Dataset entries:

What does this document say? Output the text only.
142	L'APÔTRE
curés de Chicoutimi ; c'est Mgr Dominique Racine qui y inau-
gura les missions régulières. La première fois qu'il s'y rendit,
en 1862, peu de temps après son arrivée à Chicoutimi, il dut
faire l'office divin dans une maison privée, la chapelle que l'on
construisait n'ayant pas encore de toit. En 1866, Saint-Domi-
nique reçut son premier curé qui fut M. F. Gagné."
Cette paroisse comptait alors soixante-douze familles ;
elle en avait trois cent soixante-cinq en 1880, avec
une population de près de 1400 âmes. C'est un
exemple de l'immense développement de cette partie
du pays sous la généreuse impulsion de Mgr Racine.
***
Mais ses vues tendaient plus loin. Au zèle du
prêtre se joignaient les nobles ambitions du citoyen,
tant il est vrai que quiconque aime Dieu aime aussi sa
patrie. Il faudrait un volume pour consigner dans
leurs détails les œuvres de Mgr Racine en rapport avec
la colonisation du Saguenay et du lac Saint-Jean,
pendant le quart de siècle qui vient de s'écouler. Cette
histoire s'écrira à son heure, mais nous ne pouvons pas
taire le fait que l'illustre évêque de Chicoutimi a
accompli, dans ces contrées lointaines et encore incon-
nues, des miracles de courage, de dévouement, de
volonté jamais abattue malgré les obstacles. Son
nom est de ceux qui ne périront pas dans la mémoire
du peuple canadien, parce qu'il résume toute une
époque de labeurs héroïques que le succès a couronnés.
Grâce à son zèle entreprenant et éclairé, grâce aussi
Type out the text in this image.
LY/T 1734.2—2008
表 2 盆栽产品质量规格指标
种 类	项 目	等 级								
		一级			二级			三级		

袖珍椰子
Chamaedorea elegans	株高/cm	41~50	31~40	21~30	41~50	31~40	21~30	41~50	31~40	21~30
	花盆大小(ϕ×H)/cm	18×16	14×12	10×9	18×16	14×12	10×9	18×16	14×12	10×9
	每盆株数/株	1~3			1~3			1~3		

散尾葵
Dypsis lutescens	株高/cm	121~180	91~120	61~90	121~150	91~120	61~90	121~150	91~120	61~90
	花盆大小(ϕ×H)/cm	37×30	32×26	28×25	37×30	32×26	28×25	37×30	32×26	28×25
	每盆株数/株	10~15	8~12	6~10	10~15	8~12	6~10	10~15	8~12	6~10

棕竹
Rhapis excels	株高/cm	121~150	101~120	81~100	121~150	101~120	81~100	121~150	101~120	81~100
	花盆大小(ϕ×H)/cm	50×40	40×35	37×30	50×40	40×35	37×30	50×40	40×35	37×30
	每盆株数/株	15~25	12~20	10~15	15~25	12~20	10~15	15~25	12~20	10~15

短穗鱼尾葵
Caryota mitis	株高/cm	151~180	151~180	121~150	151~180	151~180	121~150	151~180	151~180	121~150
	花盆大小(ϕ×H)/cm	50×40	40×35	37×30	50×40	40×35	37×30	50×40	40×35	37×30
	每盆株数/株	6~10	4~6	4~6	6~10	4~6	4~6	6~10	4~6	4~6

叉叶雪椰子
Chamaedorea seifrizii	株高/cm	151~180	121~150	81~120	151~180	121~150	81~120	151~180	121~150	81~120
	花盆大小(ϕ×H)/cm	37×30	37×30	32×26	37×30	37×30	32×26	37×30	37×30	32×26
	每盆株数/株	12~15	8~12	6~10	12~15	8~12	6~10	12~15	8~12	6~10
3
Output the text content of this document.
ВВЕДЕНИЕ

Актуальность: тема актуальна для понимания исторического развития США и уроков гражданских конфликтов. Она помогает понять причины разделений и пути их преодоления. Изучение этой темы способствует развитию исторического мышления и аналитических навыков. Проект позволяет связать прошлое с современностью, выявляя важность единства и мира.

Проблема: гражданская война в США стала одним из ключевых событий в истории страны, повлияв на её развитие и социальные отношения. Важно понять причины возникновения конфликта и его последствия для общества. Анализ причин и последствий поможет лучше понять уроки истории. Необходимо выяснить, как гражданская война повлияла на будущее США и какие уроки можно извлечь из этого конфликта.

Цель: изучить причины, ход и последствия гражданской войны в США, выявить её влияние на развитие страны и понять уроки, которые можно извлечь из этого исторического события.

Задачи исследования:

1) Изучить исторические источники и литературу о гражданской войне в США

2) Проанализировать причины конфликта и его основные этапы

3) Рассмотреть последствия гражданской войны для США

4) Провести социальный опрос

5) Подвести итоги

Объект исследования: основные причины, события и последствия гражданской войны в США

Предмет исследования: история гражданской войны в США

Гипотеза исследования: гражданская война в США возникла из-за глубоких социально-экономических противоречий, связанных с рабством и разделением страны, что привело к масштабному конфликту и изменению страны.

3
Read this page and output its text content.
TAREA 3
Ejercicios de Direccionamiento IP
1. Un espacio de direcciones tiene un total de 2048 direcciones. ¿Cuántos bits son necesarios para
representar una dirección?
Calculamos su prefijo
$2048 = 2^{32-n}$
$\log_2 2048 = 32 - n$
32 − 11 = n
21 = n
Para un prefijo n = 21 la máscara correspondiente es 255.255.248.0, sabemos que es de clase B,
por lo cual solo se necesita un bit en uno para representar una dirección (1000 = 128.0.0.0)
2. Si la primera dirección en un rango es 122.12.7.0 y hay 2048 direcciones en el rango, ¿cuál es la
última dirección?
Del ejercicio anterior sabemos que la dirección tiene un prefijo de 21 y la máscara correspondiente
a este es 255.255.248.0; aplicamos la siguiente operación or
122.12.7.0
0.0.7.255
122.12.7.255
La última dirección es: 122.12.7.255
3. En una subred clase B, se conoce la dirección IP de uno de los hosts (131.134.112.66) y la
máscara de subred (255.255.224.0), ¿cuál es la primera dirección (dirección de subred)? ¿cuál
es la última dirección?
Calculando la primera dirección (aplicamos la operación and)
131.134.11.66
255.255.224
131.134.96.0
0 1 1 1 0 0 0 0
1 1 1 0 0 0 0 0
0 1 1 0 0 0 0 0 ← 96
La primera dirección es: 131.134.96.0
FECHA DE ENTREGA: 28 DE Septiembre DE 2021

→ What you have to do
Quote each line of the data above exactly as written.

→ Worked solution
What does this document say? Output the text only.
142	L'APÔTRE
curés de Chicoutimi ; c'est Mgr Dominique Racine qui y inau-
gura les missions régulières. La première fois qu'il s'y rendit,
en 1862, peu de temps après son arrivée à Chicoutimi, il dut
faire l'office divin dans une maison privée, la chapelle que l'on
construisait n'ayant pas encore de toit. En 1866, Saint-Domi-
nique reçut son premier curé qui fut M. F. Gagné."
Cette paroisse comptait alors soixante-douze familles ;
elle en avait trois cent soixante-cinq en 1880, avec
une population de près de 1400 âmes. C'est un
exemple de l'immense développement de cette partie
du pays sous la généreuse impulsion de Mgr Racine.
***
Mais ses vues tendaient plus loin. Au zèle du
prêtre se joignaient les nobles ambitions du citoyen,
tant il est vrai que quiconque aime Dieu aime aussi sa
patrie. Il faudrait un volume pour consigner dans
leurs détails les œuvres de Mgr Racine en rapport avec
la colonisation du Saguenay et du lac Saint-Jean,
pendant le quart de siècle qui vient de s'écouler. Cette
histoire s'écrira à son heure, mais nous ne pouvons pas
taire le fait que l'illustre évêque de Chicoutimi a
accompli, dans ces contrées lointaines et encore incon-
nues, des miracles de courage, de dévouement, de
volonté jamais abattue malgré les obstacles. Son
nom est de ceux qui ne périront pas dans la mémoire
du peuple canadien, parce qu'il résume toute une
époque de labeurs héroïques que le succès a couronnés.
Grâce à son zèle entreprenant et éclairé, grâce aussi
Type out the text in this image.
LY/T 1734.2—2008
表 2 盆栽产品质量规格指标
种 类	项 目	等 级								
		一级			二级			三级		

袖珍椰子
Chamaedorea elegans	株高/cm	41~50	31~40	21~30	41~50	31~40	21~30	41~50	31~40	21~30
	花盆大小(ϕ×H)/cm	18×16	14×12	10×9	18×16	14×12	10×9	18×16	14×12	10×9
	每盆株数/株	1~3			1~3			1~3		

散尾葵
Dypsis lutescens	株高/cm	121~180	91~120	61~90	121~150	91~120	61~90	121~150	91~120	61~90
	花盆大小(ϕ×H)/cm	37×30	32×26	28×25	37×30	32×26	28×25	37×30	32×26	28×25
	每盆株数/株	10~15	8~12	6~10	10~15	8~12	6~10	10~15	8~12	6~10

棕竹
Rhapis excels	株高/cm	121~150	101~120	81~100	121~150	101~120	81~100	121~150	101~120	81~100
	花盆大小(ϕ×H)/cm	50×40	40×35	37×30	50×40	40×35	37×30	50×40	40×35	37×30
	每盆株数/株	15~25	12~20	10~15	15~25	12~20	10~15	15~25	12~20	10~15

短穗鱼尾葵
Caryota mitis	株高/cm	151~180	151~180	121~150	151~180	151~180	121~150	151~180	151~180	121~150
	花盆大小(ϕ×H)/cm	50×40	40×35	37×30	50×40	40×35	37×30	50×40	40×35	37×30
	每盆株数/株	6~10	4~6	4~6	6~10	4~6	4~6	6~10	4~6	4~6

叉叶雪椰子
Chamaedorea seifrizii	株高/cm	151~180	121~150	81~120	151~180	121~150	81~120	151~180	121~150	81~120
	花盆大小(ϕ×H)/cm	37×30	37×30	32×26	37×30	37×30	32×26	37×30	37×30	32×26
	每盆株数/株	12~15	8~12	6~10	12~15	8~12	6~10	12~15	8~12	6~10
3
Output the text content of this document.
ВВЕДЕНИЕ

Актуальность: тема актуальна для понимания исторического развития США и уроков гражданских конфликтов. Она помогает понять причины разделений и пути их преодоления. Изучение этой темы способствует развитию исторического мышления и аналитических навыков. Проект позволяет связать прошлое с современностью, выявляя важность единства и мира.

Проблема: гражданская война в США стала одним из ключевых событий в истории страны, повлияв на её развитие и социальные отношения. Важно понять причины возникновения конфликта и его последствия для общества. Анализ причин и последствий поможет лучше понять уроки истории. Необходимо выяснить, как гражданская война повлияла на будущее США и какие уроки можно извлечь из этого конфликта.

Цель: изучить причины, ход и последствия гражданской войны в США, выявить её влияние на развитие страны и понять уроки, которые можно извлечь из этого исторического события.

Задачи исследования:

1) Изучить исторические источники и литературу о гражданской войне в США

2) Проанализировать причины конфликта и его основные этапы

3) Рассмотреть последствия гражданской войны для США

4) Провести социальный опрос

5) Подвести итоги

Объект исследования: основные причины, события и последствия гражданской войны в США

Предмет исследования: история гражданской войны в США

Гипотеза исследования: гражданская война в США возникла из-за глубоких социально-экономических противоречий, связанных с рабством и разделением страны, что привело к масштабному конфликту и изменению страны.

3
Read this page and output its text content.
TAREA 3
Ejercicios de Direccionamiento IP
1. Un espacio de direcciones tiene un total de 2048 direcciones. ¿Cuántos bits son necesarios para
representar una dirección?
Calculamos su prefijo
$2048 = 2^{32-n}$
$\log_2 2048 = 32 - n$
32 − 11 = n
21 = n
Para un prefijo n = 21 la máscara correspondiente es 255.255.248.0, sabemos que es de clase B,
por lo cual solo se necesita un bit en uno para representar una dirección (1000 = 128.0.0.0)
2. Si la primera dirección en un rango es 122.12.7.0 y hay 2048 direcciones en el rango, ¿cuál es la
última dirección?
Del ejercicio anterior sabemos que la dirección tiene un prefijo de 21 y la máscara correspondiente
a este es 255.255.248.0; aplicamos la siguiente operación or
122.12.7.0
0.0.7.255
122.12.7.255
La última dirección es: 122.12.7.255
3. En una subred clase B, se conoce la dirección IP de uno de los hosts (131.134.112.66) y la
máscara de subred (255.255.224.0), ¿cuál es la primera dirección (dirección de subred)? ¿cuál
es la última dirección?
Calculando la primera dirección (aplicamos la operación and)
131.134.11.66
255.255.224
131.134.96.0
0 1 1 1 0 0 0 0
1 1 1 0 0 0 0 0
0 1 1 0 0 0 0 0 ← 96
La primera dirección es: 131.134.96.0
FECHA DE ENTREGA: 28 DE Septiembre DE 2021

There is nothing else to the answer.